# Problem requirements
What lines of the data include the string "Friedhofshalle"? Copy them all.

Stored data
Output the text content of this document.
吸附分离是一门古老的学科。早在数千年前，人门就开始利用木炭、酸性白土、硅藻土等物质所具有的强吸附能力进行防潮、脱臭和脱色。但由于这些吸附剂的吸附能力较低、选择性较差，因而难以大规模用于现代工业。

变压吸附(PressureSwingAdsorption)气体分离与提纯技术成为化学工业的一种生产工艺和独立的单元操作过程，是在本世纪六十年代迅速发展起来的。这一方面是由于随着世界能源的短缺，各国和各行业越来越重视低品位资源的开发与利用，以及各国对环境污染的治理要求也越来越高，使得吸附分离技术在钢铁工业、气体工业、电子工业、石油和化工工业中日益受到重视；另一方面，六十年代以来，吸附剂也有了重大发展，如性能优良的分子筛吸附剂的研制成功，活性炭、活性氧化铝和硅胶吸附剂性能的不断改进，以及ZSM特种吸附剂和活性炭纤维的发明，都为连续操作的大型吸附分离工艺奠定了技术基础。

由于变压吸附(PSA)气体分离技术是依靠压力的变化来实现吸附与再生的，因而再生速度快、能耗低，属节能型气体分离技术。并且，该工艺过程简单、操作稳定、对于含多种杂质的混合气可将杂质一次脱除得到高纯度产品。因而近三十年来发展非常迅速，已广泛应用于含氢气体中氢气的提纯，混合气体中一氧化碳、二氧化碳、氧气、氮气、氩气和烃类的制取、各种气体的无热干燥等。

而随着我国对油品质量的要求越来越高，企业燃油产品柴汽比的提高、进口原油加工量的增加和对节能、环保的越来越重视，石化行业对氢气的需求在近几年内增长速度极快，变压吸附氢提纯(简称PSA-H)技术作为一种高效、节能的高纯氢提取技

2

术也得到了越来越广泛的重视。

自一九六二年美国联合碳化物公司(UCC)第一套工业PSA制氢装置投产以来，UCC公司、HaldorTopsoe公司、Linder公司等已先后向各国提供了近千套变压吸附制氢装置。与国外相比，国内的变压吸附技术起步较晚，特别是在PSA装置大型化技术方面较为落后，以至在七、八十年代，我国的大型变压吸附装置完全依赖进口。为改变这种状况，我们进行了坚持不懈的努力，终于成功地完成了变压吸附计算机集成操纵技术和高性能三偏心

* * *

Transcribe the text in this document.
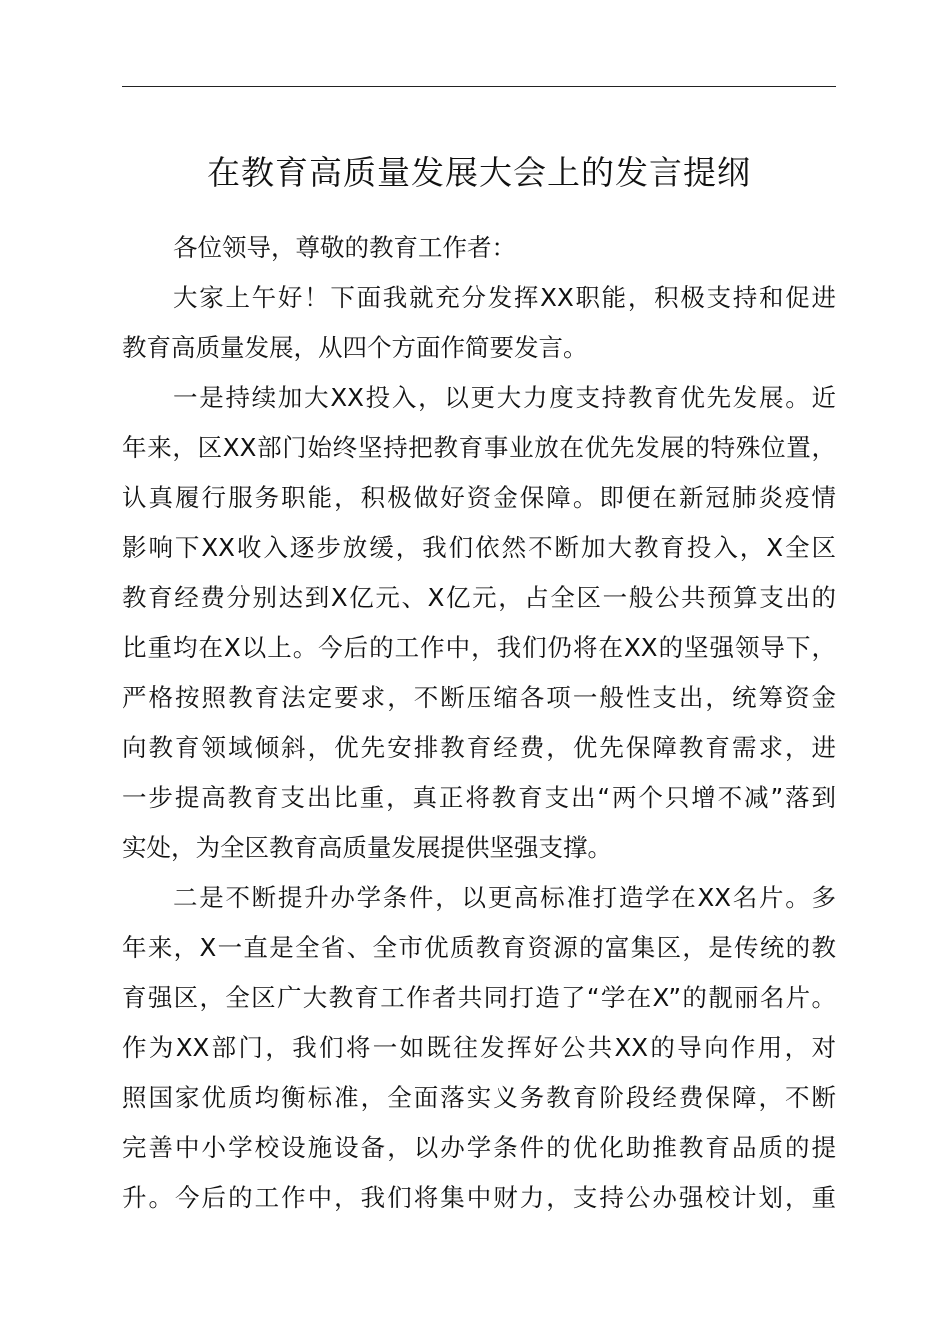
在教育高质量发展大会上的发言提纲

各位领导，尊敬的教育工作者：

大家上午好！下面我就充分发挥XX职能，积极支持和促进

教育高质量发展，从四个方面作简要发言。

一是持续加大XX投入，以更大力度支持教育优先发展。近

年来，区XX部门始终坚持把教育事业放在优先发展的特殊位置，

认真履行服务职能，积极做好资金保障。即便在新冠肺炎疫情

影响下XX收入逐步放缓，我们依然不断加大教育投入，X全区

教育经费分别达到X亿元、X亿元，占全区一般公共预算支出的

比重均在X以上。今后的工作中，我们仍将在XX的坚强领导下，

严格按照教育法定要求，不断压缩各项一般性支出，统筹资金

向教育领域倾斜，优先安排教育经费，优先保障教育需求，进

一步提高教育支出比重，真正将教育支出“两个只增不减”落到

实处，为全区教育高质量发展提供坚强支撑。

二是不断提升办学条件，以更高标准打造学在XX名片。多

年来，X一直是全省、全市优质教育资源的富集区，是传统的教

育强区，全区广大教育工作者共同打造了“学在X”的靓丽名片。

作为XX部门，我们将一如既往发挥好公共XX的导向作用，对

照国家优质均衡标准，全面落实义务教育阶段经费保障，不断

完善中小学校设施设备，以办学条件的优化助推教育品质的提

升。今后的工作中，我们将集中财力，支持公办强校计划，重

--

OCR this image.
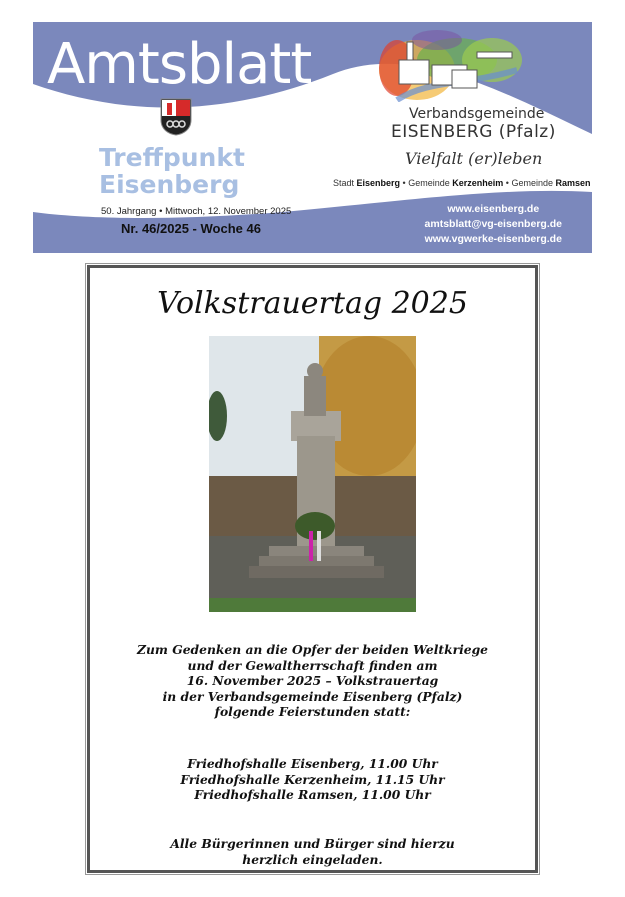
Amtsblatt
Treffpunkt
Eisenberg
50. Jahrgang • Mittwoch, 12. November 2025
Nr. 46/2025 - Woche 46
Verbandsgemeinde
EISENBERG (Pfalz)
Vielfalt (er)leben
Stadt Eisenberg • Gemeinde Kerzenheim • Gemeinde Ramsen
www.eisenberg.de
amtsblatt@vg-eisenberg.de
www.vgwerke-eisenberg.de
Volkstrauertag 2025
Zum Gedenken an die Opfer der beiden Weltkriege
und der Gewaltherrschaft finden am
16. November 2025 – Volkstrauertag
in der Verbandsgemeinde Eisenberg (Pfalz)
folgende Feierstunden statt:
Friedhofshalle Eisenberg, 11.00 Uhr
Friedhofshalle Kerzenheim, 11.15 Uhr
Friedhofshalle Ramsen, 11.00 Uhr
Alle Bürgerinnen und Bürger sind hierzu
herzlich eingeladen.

# Written response
Friedhofshalle Eisenberg, 11.00 Uhr
Friedhofshalle Kerzenheim, 11.15 Uhr
Friedhofshalle Ramsen, 11.00 Uhr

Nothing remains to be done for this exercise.